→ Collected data
· · · · ·
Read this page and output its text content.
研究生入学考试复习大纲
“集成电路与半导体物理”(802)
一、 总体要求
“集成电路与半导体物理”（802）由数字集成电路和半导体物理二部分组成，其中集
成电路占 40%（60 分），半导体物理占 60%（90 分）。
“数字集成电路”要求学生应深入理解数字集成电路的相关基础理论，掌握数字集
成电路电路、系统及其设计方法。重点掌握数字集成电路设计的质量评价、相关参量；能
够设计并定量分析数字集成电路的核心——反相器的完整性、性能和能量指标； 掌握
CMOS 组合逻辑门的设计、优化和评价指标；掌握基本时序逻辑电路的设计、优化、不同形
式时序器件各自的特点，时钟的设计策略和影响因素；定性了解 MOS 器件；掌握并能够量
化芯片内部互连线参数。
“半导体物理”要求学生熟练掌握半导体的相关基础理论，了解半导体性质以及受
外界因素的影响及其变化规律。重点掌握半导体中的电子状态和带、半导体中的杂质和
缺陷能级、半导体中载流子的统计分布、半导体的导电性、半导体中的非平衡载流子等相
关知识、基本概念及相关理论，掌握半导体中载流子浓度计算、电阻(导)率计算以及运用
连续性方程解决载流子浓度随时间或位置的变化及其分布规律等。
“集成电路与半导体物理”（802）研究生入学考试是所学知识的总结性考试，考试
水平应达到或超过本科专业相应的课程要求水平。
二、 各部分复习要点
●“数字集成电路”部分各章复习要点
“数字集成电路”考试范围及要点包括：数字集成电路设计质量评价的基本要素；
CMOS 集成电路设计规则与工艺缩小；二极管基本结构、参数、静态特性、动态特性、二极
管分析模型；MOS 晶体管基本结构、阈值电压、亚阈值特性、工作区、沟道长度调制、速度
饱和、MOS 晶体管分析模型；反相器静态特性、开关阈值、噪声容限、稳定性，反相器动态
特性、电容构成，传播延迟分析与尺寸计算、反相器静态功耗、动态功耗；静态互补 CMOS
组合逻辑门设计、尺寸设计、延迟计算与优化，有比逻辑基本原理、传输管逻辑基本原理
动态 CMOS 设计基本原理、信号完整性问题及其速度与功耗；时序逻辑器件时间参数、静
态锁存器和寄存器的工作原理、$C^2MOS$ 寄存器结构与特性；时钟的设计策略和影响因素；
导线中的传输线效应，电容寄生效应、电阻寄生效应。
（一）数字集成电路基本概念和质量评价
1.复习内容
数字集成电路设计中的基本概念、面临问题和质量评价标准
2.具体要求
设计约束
· · · · ·
→ SET EXERCISE
Write the complete data out, exactly as above.

→ TASK OUTPUT
Read this page and output its text content.
研究生入学考试复习大纲
“集成电路与半导体物理”(802)
一、 总体要求
“集成电路与半导体物理”（802）由数字集成电路和半导体物理二部分组成，其中集
成电路占 40%（60 分），半导体物理占 60%（90 分）。
“数字集成电路”要求学生应深入理解数字集成电路的相关基础理论，掌握数字集
成电路电路、系统及其设计方法。重点掌握数字集成电路设计的质量评价、相关参量；能
够设计并定量分析数字集成电路的核心——反相器的完整性、性能和能量指标； 掌握
CMOS 组合逻辑门的设计、优化和评价指标；掌握基本时序逻辑电路的设计、优化、不同形
式时序器件各自的特点，时钟的设计策略和影响因素；定性了解 MOS 器件；掌握并能够量
化芯片内部互连线参数。
“半导体物理”要求学生熟练掌握半导体的相关基础理论，了解半导体性质以及受
外界因素的影响及其变化规律。重点掌握半导体中的电子状态和带、半导体中的杂质和
缺陷能级、半导体中载流子的统计分布、半导体的导电性、半导体中的非平衡载流子等相
关知识、基本概念及相关理论，掌握半导体中载流子浓度计算、电阻(导)率计算以及运用
连续性方程解决载流子浓度随时间或位置的变化及其分布规律等。
“集成电路与半导体物理”（802）研究生入学考试是所学知识的总结性考试，考试
水平应达到或超过本科专业相应的课程要求水平。
二、 各部分复习要点
●“数字集成电路”部分各章复习要点
“数字集成电路”考试范围及要点包括：数字集成电路设计质量评价的基本要素；
CMOS 集成电路设计规则与工艺缩小；二极管基本结构、参数、静态特性、动态特性、二极
管分析模型；MOS 晶体管基本结构、阈值电压、亚阈值特性、工作区、沟道长度调制、速度
饱和、MOS 晶体管分析模型；反相器静态特性、开关阈值、噪声容限、稳定性，反相器动态
特性、电容构成，传播延迟分析与尺寸计算、反相器静态功耗、动态功耗；静态互补 CMOS
组合逻辑门设计、尺寸设计、延迟计算与优化，有比逻辑基本原理、传输管逻辑基本原理
动态 CMOS 设计基本原理、信号完整性问题及其速度与功耗；时序逻辑器件时间参数、静
态锁存器和寄存器的工作原理、$C^2MOS$ 寄存器结构与特性；时钟的设计策略和影响因素；
导线中的传输线效应，电容寄生效应、电阻寄生效应。
（一）数字集成电路基本概念和质量评价
1.复习内容
数字集成电路设计中的基本概念、面临问题和质量评价标准
2.具体要求
设计约束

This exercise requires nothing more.